**Task objective**
Locate every line that holds the string "despesas" and copy it.

**Exercise data**
%%
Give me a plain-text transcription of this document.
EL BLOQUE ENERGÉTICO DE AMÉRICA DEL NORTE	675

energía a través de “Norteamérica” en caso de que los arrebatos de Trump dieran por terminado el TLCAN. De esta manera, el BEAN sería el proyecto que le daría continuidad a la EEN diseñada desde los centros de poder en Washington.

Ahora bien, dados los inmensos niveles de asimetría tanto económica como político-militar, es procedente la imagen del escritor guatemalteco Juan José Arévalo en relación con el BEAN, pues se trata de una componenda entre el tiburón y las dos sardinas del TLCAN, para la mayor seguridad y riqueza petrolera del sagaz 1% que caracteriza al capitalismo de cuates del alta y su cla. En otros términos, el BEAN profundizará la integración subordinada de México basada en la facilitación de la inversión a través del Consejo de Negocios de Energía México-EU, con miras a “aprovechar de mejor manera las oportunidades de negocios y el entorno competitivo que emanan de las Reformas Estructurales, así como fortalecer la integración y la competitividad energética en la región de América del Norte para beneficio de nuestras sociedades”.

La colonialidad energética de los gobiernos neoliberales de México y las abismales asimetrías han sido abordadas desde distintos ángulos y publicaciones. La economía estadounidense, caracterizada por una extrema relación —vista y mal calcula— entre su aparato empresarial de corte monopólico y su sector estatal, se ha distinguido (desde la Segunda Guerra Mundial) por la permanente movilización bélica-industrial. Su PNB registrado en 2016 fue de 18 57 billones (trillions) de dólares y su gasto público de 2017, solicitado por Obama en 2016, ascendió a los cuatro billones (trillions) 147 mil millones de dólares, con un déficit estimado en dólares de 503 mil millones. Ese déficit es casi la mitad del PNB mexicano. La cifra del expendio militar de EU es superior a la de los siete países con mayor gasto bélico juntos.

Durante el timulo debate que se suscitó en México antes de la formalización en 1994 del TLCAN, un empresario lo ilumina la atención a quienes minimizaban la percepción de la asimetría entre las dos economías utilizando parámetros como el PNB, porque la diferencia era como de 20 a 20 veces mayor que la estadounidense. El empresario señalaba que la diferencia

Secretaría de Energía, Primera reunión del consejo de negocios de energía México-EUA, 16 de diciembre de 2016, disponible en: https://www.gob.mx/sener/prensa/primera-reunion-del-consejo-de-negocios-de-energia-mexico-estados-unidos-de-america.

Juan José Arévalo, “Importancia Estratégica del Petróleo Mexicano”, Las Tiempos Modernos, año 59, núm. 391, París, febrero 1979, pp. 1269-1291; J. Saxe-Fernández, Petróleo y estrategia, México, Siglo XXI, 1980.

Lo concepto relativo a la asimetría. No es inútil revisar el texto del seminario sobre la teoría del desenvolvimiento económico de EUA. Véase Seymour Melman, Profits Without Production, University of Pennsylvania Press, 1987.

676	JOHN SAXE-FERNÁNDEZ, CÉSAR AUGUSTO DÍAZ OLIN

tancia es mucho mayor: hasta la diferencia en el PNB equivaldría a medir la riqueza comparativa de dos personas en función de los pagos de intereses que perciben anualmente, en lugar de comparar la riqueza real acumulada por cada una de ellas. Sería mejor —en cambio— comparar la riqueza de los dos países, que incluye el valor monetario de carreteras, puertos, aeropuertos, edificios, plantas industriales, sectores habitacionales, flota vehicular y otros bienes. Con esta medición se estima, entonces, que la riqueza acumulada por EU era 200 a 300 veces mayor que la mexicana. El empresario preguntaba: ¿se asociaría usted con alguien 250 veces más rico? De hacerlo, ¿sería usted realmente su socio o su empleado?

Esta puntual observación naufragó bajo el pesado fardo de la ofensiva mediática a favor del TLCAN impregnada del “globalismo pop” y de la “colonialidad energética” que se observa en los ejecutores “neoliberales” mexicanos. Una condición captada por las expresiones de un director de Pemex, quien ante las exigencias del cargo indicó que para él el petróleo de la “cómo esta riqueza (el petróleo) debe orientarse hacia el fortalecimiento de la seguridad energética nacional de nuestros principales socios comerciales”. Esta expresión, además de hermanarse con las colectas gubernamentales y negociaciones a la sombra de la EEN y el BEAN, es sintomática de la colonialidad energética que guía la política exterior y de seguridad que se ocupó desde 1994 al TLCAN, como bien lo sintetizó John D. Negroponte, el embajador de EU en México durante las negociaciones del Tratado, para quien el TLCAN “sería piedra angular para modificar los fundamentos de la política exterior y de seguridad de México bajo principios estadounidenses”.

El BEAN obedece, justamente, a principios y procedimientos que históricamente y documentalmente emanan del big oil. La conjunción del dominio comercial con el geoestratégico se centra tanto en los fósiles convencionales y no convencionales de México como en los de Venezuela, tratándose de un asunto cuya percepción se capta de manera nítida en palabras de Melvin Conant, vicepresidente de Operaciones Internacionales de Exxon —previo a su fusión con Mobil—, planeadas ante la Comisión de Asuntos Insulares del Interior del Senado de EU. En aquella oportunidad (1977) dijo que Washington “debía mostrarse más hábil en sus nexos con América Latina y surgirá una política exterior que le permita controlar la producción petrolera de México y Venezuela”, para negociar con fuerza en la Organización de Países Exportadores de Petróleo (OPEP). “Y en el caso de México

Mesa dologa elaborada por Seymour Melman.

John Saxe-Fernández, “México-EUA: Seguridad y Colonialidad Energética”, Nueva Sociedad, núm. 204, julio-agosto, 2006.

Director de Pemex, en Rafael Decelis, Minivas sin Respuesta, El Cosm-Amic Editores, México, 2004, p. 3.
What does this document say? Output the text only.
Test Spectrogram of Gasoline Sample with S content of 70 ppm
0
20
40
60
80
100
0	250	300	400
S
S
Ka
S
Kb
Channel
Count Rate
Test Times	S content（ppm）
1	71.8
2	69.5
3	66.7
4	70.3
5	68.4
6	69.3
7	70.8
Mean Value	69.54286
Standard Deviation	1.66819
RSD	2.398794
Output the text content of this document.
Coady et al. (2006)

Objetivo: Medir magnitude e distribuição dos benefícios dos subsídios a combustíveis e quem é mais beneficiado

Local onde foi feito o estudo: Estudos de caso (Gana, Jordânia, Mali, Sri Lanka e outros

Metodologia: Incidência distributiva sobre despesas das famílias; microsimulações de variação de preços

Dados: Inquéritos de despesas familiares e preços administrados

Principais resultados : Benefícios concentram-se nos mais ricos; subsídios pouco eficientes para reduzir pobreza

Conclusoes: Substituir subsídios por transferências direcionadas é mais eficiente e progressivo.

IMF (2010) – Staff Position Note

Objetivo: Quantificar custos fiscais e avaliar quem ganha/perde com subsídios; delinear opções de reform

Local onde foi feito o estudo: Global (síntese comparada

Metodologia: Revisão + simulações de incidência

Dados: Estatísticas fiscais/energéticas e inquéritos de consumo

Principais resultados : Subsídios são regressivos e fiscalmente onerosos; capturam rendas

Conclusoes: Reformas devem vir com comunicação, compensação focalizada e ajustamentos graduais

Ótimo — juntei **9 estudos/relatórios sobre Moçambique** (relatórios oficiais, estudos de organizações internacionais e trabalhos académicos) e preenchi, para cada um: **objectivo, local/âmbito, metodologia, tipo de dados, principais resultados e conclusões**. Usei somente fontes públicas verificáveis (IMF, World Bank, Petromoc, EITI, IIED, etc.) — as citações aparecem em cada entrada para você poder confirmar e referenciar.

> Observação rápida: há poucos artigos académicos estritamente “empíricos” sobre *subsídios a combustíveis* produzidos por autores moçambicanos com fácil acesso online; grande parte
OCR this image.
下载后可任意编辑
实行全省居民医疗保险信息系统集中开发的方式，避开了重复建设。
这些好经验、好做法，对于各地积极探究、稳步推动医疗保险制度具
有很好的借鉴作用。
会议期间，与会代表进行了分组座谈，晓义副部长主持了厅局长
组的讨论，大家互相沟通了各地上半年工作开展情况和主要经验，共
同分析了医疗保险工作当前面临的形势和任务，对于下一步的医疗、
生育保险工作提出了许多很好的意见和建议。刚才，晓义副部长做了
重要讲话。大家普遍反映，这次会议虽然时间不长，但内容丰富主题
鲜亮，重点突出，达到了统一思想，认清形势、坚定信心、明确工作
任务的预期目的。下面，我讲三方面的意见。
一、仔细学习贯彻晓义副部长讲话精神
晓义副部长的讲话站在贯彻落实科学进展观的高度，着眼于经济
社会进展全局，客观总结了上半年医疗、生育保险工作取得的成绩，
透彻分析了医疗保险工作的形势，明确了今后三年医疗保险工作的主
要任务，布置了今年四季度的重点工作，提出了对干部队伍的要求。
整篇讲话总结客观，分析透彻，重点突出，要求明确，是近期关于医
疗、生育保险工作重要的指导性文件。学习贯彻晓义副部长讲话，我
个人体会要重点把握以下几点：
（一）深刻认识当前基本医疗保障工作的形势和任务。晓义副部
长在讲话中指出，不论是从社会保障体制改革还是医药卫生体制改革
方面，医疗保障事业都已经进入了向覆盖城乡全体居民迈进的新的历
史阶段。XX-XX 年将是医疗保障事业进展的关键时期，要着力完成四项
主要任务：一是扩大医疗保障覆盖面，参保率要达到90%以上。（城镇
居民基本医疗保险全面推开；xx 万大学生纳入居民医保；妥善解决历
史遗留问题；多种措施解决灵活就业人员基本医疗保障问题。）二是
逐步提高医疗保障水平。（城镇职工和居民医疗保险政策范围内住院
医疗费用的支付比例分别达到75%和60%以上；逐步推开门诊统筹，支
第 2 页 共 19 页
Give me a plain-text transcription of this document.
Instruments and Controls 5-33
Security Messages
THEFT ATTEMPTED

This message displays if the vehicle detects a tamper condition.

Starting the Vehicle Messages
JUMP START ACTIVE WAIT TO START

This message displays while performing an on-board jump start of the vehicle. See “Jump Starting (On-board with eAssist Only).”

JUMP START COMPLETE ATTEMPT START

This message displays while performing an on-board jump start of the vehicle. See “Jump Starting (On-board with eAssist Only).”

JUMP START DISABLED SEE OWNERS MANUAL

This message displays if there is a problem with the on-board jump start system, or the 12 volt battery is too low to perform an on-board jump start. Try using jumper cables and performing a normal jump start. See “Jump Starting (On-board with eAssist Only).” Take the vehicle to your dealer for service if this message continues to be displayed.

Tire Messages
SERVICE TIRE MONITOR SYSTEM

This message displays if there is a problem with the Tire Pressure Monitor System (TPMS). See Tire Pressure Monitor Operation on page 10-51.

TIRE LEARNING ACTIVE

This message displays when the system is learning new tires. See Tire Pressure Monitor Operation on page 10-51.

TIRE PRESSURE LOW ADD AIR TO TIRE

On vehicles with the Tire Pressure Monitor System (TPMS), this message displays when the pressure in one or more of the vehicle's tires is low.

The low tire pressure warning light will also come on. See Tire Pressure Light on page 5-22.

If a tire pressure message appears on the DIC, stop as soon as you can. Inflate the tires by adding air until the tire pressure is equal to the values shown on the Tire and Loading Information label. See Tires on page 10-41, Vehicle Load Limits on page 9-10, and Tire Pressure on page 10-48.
%%
**Reply**
Metodologia: Incidência distributiva sobre despesas das famílias; microsimulações de variação de preços
Dados: Inquéritos de despesas familiares e preços administrados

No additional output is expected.